The problem: Restate the entire listing word for word.

* Start Supplied data *

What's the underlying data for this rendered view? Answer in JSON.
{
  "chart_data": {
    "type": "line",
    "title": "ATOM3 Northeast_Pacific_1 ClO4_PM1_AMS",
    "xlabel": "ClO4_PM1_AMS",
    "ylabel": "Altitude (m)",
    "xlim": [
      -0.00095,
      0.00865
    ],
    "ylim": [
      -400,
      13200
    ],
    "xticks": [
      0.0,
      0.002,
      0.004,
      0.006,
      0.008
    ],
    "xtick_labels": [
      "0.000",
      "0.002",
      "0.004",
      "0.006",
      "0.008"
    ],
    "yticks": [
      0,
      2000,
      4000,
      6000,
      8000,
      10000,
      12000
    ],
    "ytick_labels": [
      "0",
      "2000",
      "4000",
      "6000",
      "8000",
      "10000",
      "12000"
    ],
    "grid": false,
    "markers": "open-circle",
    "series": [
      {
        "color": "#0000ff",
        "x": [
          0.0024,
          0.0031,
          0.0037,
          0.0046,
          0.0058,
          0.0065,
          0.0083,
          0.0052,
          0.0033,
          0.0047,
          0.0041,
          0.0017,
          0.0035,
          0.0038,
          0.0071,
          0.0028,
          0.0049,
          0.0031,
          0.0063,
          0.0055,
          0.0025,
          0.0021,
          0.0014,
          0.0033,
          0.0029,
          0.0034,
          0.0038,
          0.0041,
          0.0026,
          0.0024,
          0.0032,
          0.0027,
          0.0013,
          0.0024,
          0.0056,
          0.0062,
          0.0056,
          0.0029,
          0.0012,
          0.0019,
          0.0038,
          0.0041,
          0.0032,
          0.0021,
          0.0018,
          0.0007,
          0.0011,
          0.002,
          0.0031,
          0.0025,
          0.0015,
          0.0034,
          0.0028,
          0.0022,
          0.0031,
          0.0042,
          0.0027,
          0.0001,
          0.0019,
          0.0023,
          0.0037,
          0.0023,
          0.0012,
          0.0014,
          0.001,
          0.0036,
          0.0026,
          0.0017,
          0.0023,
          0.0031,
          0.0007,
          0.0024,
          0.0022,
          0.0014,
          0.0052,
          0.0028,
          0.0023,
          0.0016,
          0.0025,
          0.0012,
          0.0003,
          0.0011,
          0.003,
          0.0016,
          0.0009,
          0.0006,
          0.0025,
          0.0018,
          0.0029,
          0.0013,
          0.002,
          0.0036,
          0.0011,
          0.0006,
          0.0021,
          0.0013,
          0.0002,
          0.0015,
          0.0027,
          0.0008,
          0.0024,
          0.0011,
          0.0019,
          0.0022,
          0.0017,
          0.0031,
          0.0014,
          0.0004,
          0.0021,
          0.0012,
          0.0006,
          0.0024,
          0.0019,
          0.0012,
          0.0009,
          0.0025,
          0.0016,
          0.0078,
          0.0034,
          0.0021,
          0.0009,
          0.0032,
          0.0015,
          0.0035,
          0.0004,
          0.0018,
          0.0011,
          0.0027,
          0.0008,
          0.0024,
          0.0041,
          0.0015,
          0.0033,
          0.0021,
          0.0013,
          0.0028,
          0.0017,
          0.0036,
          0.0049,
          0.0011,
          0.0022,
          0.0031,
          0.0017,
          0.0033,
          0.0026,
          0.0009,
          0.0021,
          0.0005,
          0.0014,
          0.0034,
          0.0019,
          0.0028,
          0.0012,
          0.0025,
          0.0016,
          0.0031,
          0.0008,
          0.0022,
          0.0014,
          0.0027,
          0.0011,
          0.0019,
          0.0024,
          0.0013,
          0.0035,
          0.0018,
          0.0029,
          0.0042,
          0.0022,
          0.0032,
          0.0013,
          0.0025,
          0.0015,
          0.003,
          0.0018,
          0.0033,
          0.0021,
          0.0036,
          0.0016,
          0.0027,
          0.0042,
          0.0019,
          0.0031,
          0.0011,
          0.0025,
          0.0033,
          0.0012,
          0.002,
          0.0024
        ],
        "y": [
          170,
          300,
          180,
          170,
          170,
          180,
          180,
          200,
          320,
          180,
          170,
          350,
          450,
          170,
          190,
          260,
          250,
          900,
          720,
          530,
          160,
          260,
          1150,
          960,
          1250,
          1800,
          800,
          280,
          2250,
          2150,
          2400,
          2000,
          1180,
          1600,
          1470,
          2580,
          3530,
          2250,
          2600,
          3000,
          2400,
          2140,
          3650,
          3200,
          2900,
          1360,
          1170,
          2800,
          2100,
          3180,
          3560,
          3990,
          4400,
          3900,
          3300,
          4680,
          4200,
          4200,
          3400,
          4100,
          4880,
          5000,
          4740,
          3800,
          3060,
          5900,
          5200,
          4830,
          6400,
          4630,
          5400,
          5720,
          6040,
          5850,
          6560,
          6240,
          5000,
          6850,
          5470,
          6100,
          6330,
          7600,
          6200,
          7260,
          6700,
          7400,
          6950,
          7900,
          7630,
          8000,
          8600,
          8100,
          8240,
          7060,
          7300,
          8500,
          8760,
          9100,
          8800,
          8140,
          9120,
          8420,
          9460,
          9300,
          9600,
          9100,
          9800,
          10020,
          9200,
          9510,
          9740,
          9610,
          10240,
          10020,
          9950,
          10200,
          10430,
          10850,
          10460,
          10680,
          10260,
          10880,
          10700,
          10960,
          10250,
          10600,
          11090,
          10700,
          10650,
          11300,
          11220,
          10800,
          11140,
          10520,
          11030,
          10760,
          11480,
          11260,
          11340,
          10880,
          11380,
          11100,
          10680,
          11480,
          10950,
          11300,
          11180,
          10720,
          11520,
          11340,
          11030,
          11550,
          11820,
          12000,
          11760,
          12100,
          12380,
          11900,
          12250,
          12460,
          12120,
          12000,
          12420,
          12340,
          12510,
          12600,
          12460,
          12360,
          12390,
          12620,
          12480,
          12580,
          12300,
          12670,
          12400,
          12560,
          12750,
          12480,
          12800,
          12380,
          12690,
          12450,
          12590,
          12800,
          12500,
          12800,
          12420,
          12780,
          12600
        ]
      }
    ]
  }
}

* End Supplied data *

The response:
What's the underlying data for this rendered view? Answer in JSON.
{
  "chart_data": {
    "type": "line",
    "title": "ATOM3 Northeast_Pacific_1 ClO4_PM1_AMS",
    "xlabel": "ClO4_PM1_AMS",
    "ylabel": "Altitude (m)",
    "xlim": [
      -0.00095,
      0.00865
    ],
    "ylim": [
      -400,
      13200
    ],
    "xticks": [
      0.0,
      0.002,
      0.004,
      0.006,
      0.008
    ],
    "xtick_labels": [
      "0.000",
      "0.002",
      "0.004",
      "0.006",
      "0.008"
    ],
    "yticks": [
      0,
      2000,
      4000,
      6000,
      8000,
      10000,
      12000
    ],
    "ytick_labels": [
      "0",
      "2000",
      "4000",
      "6000",
      "8000",
      "10000",
      "12000"
    ],
    "grid": false,
    "markers": "open-circle",
    "series": [
      {
        "color": "#0000ff",
        "x": [
          0.0024,
          0.0031,
          0.0037,
          0.0046,
          0.0058,
          0.0065,
          0.0083,
          0.0052,
          0.0033,
          0.0047,
          0.0041,
          0.0017,
          0.0035,
          0.0038,
          0.0071,
          0.0028,
          0.0049,
          0.0031,
          0.0063,
          0.0055,
          0.0025,
          0.0021,
          0.0014,
          0.0033,
          0.0029,
          0.0034,
          0.0038,
          0.0041,
          0.0026,
          0.0024,
          0.0032,
          0.0027,
          0.0013,
          0.0024,
          0.0056,
          0.0062,
          0.0056,
          0.0029,
          0.0012,
          0.0019,
          0.0038,
          0.0041,
          0.0032,
          0.0021,
          0.0018,
          0.0007,
          0.0011,
          0.002,
          0.0031,
          0.0025,
          0.0015,
          0.0034,
          0.0028,
          0.0022,
          0.0031,
          0.0042,
          0.0027,
          0.0001,
          0.0019,
          0.0023,
          0.0037,
          0.0023,
          0.0012,
          0.0014,
          0.001,
          0.0036,
          0.0026,
          0.0017,
          0.0023,
          0.0031,
          0.0007,
          0.0024,
          0.0022,
          0.0014,
          0.0052,
          0.0028,
          0.0023,
          0.0016,
          0.0025,
          0.0012,
          0.0003,
          0.0011,
          0.003,
          0.0016,
          0.0009,
          0.0006,
          0.0025,
          0.0018,
          0.0029,
          0.0013,
          0.002,
          0.0036,
          0.0011,
          0.0006,
          0.0021,
          0.0013,
          0.0002,
          0.0015,
          0.0027,
          0.0008,
          0.0024,
          0.0011,
          0.0019,
          0.0022,
          0.0017,
          0.0031,
          0.0014,
          0.0004,
          0.0021,
          0.0012,
          0.0006,
          0.0024,
          0.0019,
          0.0012,
          0.0009,
          0.0025,
          0.0016,
          0.0078,
          0.0034,
          0.0021,
          0.0009,
          0.0032,
          0.0015,
          0.0035,
          0.0004,
          0.0018,
          0.0011,
          0.0027,
          0.0008,
          0.0024,
          0.0041,
          0.0015,
          0.0033,
          0.0021,
          0.0013,
          0.0028,
          0.0017,
          0.0036,
          0.0049,
          0.0011,
          0.0022,
          0.0031,
          0.0017,
          0.0033,
          0.0026,
          0.0009,
          0.0021,
          0.0005,
          0.0014,
          0.0034,
          0.0019,
          0.0028,
          0.0012,
          0.0025,
          0.0016,
          0.0031,
          0.0008,
          0.0022,
          0.0014,
          0.0027,
          0.0011,
          0.0019,
          0.0024,
          0.0013,
          0.0035,
          0.0018,
          0.0029,
          0.0042,
          0.0022,
          0.0032,
          0.0013,
          0.0025,
          0.0015,
          0.003,
          0.0018,
          0.0033,
          0.0021,
          0.0036,
          0.0016,
          0.0027,
          0.0042,
          0.0019,
          0.0031,
          0.0011,
          0.0025,
          0.0033,
          0.0012,
          0.002,
          0.0024
        ],
        "y": [
          170,
          300,
          180,
          170,
          170,
          180,
          180,
          200,
          320,
          180,
          170,
          350,
          450,
          170,
          190,
          260,
          250,
          900,
          720,
          530,
          160,
          260,
          1150,
          960,
          1250,
          1800,
          800,
          280,
          2250,
          2150,
          2400,
          2000,
          1180,
          1600,
          1470,
          2580,
          3530,
          2250,
          2600,
          3000,
          2400,
          2140,
          3650,
          3200,
          2900,
          1360,
          1170,
          2800,
          2100,
          3180,
          3560,
          3990,
          4400,
          3900,
          3300,
          4680,
          4200,
          4200,
          3400,
          4100,
          4880,
          5000,
          4740,
          3800,
          3060,
          5900,
          5200,
          4830,
          6400,
          4630,
          5400,
          5720,
          6040,
          5850,
          6560,
          6240,
          5000,
          6850,
          5470,
          6100,
          6330,
          7600,
          6200,
          7260,
          6700,
          7400,
          6950,
          7900,
          7630,
          8000,
          8600,
          8100,
          8240,
          7060,
          7300,
          8500,
          8760,
          9100,
          8800,
          8140,
          9120,
          8420,
          9460,
          9300,
          9600,
          9100,
          9800,
          10020,
          9200,
          9510,
          9740,
          9610,
          10240,
          10020,
          9950,
          10200,
          10430,
          10850,
          10460,
          10680,
          10260,
          10880,
          10700,
          10960,
          10250,
          10600,
          11090,
          10700,
          10650,
          11300,
          11220,
          10800,
          11140,
          10520,
          11030,
          10760,
          11480,
          11260,
          11340,
          10880,
          11380,
          11100,
          10680,
          11480,
          10950,
          11300,
          11180,
          10720,
          11520,
          11340,
          11030,
          11550,
          11820,
          12000,
          11760,
          12100,
          12380,
          11900,
          12250,
          12460,
          12120,
          12000,
          12420,
          12340,
          12510,
          12600,
          12460,
          12360,
          12390,
          12620,
          12480,
          12580,
          12300,
          12670,
          12400,
          12560,
          12750,
          12480,
          12800,
          12380,
          12690,
          12450,
          12590,
          12800,
          12500,
          12800,
          12420,
          12780,
          12600
        ]
      }
    ]
  }
}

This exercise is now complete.